* begin Entries shown *

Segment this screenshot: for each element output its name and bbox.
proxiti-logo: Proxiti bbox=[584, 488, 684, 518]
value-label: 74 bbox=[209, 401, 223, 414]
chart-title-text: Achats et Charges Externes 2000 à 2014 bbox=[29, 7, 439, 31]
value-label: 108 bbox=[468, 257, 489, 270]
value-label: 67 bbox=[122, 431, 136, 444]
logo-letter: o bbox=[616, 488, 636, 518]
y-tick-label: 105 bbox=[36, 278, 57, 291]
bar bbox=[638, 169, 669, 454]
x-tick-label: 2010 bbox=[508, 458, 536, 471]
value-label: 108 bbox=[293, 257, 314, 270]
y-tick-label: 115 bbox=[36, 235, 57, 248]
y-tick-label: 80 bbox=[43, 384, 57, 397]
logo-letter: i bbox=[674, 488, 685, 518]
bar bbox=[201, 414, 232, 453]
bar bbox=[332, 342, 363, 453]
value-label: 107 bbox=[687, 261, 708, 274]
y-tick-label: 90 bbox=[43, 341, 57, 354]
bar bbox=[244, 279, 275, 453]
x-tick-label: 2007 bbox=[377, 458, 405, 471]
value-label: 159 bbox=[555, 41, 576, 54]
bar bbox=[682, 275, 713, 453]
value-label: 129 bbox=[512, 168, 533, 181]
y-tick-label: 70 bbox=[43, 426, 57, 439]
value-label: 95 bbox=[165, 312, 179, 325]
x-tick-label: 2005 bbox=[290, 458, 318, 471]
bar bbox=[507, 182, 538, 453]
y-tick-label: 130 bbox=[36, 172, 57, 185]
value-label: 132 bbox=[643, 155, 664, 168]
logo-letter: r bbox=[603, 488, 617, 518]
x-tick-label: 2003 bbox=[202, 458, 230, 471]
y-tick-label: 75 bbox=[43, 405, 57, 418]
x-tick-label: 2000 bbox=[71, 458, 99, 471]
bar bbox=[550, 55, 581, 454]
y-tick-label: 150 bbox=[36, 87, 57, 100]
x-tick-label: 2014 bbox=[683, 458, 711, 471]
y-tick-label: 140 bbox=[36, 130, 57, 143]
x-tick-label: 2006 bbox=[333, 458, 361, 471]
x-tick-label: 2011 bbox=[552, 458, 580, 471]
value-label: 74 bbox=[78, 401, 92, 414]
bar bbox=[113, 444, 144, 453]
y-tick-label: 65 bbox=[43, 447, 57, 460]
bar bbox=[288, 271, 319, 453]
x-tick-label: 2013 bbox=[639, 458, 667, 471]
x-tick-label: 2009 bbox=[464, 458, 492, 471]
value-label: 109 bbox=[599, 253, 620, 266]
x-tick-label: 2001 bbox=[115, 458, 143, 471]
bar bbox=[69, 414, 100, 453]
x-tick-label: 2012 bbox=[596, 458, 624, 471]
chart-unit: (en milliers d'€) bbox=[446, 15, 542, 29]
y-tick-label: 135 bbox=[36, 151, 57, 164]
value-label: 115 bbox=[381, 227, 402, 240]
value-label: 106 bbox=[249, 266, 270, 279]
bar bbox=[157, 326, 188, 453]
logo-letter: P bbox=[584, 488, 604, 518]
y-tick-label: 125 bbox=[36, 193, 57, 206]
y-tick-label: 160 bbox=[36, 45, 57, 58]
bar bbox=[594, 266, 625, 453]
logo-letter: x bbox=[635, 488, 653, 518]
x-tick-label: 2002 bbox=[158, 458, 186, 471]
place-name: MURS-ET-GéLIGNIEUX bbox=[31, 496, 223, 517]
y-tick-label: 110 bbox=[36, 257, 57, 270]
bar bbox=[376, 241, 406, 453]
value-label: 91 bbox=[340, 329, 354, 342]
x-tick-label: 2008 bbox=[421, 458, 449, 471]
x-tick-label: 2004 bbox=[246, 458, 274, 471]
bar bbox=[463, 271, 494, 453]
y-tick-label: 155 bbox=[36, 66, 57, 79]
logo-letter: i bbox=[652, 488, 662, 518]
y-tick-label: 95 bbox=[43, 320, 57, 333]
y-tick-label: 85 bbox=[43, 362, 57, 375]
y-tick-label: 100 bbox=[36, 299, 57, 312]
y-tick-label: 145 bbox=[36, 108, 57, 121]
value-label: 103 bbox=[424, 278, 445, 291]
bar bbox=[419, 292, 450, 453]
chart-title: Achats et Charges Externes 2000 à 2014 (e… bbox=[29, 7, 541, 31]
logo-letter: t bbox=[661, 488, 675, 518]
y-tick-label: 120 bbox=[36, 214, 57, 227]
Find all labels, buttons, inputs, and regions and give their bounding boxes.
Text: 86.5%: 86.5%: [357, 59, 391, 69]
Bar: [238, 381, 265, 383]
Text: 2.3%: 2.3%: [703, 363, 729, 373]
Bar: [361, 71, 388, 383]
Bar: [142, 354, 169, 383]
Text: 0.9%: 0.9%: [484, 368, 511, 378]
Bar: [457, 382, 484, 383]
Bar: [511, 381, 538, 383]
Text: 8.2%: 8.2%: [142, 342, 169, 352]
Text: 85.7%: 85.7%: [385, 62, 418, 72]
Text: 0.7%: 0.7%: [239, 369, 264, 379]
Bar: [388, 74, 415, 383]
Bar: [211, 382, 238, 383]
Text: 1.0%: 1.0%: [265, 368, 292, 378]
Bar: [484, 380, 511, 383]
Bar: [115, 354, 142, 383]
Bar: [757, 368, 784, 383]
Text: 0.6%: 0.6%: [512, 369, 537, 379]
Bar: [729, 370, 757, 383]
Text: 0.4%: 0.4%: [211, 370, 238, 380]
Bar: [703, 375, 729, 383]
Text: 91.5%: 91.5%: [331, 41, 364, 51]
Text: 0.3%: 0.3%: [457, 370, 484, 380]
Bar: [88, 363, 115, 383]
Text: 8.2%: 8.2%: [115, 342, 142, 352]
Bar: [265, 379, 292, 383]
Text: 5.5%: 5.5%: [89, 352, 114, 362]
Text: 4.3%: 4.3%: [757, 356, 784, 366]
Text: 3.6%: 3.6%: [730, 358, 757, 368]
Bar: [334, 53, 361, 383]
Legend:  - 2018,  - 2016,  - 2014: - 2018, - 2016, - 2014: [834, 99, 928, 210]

* end Entries shown *

■ **Aim of the exercise**: Copy every row above word for word, from the first line to the last.

■ **Solution to this task**:
Segment this screenshot: for each element output its name and bbox.
proxiti-logo: Proxiti bbox=[584, 488, 684, 518]
value-label: 74 bbox=[209, 401, 223, 414]
chart-title-text: Achats et Charges Externes 2000 à 2014 bbox=[29, 7, 439, 31]
value-label: 108 bbox=[468, 257, 489, 270]
value-label: 67 bbox=[122, 431, 136, 444]
logo-letter: o bbox=[616, 488, 636, 518]
y-tick-label: 105 bbox=[36, 278, 57, 291]
bar bbox=[638, 169, 669, 454]
x-tick-label: 2010 bbox=[508, 458, 536, 471]
value-label: 108 bbox=[293, 257, 314, 270]
y-tick-label: 115 bbox=[36, 235, 57, 248]
y-tick-label: 80 bbox=[43, 384, 57, 397]
logo-letter: i bbox=[674, 488, 685, 518]
bar bbox=[201, 414, 232, 453]
bar bbox=[332, 342, 363, 453]
value-label: 107 bbox=[687, 261, 708, 274]
y-tick-label: 90 bbox=[43, 341, 57, 354]
bar bbox=[244, 279, 275, 453]
x-tick-label: 2007 bbox=[377, 458, 405, 471]
value-label: 159 bbox=[555, 41, 576, 54]
bar bbox=[682, 275, 713, 453]
value-label: 129 bbox=[512, 168, 533, 181]
y-tick-label: 70 bbox=[43, 426, 57, 439]
value-label: 95 bbox=[165, 312, 179, 325]
x-tick-label: 2005 bbox=[290, 458, 318, 471]
bar bbox=[507, 182, 538, 453]
y-tick-label: 130 bbox=[36, 172, 57, 185]
value-label: 132 bbox=[643, 155, 664, 168]
logo-letter: r bbox=[603, 488, 617, 518]
x-tick-label: 2003 bbox=[202, 458, 230, 471]
y-tick-label: 75 bbox=[43, 405, 57, 418]
x-tick-label: 2000 bbox=[71, 458, 99, 471]
bar bbox=[550, 55, 581, 454]
y-tick-label: 150 bbox=[36, 87, 57, 100]
x-tick-label: 2014 bbox=[683, 458, 711, 471]
y-tick-label: 140 bbox=[36, 130, 57, 143]
x-tick-label: 2006 bbox=[333, 458, 361, 471]
x-tick-label: 2011 bbox=[552, 458, 580, 471]
value-label: 74 bbox=[78, 401, 92, 414]
bar bbox=[113, 444, 144, 453]
y-tick-label: 65 bbox=[43, 447, 57, 460]
bar bbox=[288, 271, 319, 453]
x-tick-label: 2013 bbox=[639, 458, 667, 471]
x-tick-label: 2009 bbox=[464, 458, 492, 471]
value-label: 109 bbox=[599, 253, 620, 266]
x-tick-label: 2001 bbox=[115, 458, 143, 471]
bar bbox=[69, 414, 100, 453]
x-tick-label: 2012 bbox=[596, 458, 624, 471]
chart-unit: (en milliers d'€) bbox=[446, 15, 542, 29]
y-tick-label: 135 bbox=[36, 151, 57, 164]
value-label: 115 bbox=[381, 227, 402, 240]
value-label: 106 bbox=[249, 266, 270, 279]
bar bbox=[157, 326, 188, 453]
logo-letter: P bbox=[584, 488, 604, 518]
y-tick-label: 125 bbox=[36, 193, 57, 206]
y-tick-label: 160 bbox=[36, 45, 57, 58]
bar bbox=[594, 266, 625, 453]
logo-letter: x bbox=[635, 488, 653, 518]
x-tick-label: 2002 bbox=[158, 458, 186, 471]
place-name: MURS-ET-GéLIGNIEUX bbox=[31, 496, 223, 517]
y-tick-label: 110 bbox=[36, 257, 57, 270]
bar bbox=[376, 241, 406, 453]
value-label: 91 bbox=[340, 329, 354, 342]
x-tick-label: 2008 bbox=[421, 458, 449, 471]
x-tick-label: 2004 bbox=[246, 458, 274, 471]
bar bbox=[463, 271, 494, 453]
y-tick-label: 155 bbox=[36, 66, 57, 79]
logo-letter: i bbox=[652, 488, 662, 518]
y-tick-label: 95 bbox=[43, 320, 57, 333]
y-tick-label: 85 bbox=[43, 362, 57, 375]
y-tick-label: 100 bbox=[36, 299, 57, 312]
y-tick-label: 145 bbox=[36, 108, 57, 121]
value-label: 103 bbox=[424, 278, 445, 291]
bar bbox=[419, 292, 450, 453]
chart-title: Achats et Charges Externes 2000 à 2014 (e… bbox=[29, 7, 541, 31]
logo-letter: t bbox=[661, 488, 675, 518]
y-tick-label: 120 bbox=[36, 214, 57, 227]
Find all labels, buttons, inputs, and regions and give their bounding boxes.
Text: 86.5%: 86.5%: [357, 59, 391, 69]
Bar: [238, 381, 265, 383]
Text: 2.3%: 2.3%: [703, 363, 729, 373]
Bar: [361, 71, 388, 383]
Bar: [142, 354, 169, 383]
Text: 0.9%: 0.9%: [484, 368, 511, 378]
Bar: [457, 382, 484, 383]
Bar: [511, 381, 538, 383]
Text: 8.2%: 8.2%: [142, 342, 169, 352]
Text: 85.7%: 85.7%: [385, 62, 418, 72]
Text: 0.7%: 0.7%: [239, 369, 264, 379]
Bar: [388, 74, 415, 383]
Bar: [211, 382, 238, 383]
Text: 1.0%: 1.0%: [265, 368, 292, 378]
Bar: [484, 380, 511, 383]
Bar: [115, 354, 142, 383]
Bar: [757, 368, 784, 383]
Text: 0.6%: 0.6%: [512, 369, 537, 379]
Bar: [729, 370, 757, 383]
Text: 0.4%: 0.4%: [211, 370, 238, 380]
Bar: [703, 375, 729, 383]
Text: 91.5%: 91.5%: [331, 41, 364, 51]
Text: 0.3%: 0.3%: [457, 370, 484, 380]
Bar: [88, 363, 115, 383]
Text: 8.2%: 8.2%: [115, 342, 142, 352]
Bar: [265, 379, 292, 383]
Text: 5.5%: 5.5%: [89, 352, 114, 362]
Text: 4.3%: 4.3%: [757, 356, 784, 366]
Text: 3.6%: 3.6%: [730, 358, 757, 368]
Bar: [334, 53, 361, 383]
Legend:  - 2018,  - 2016,  - 2014: - 2018, - 2016, - 2014: [834, 99, 928, 210]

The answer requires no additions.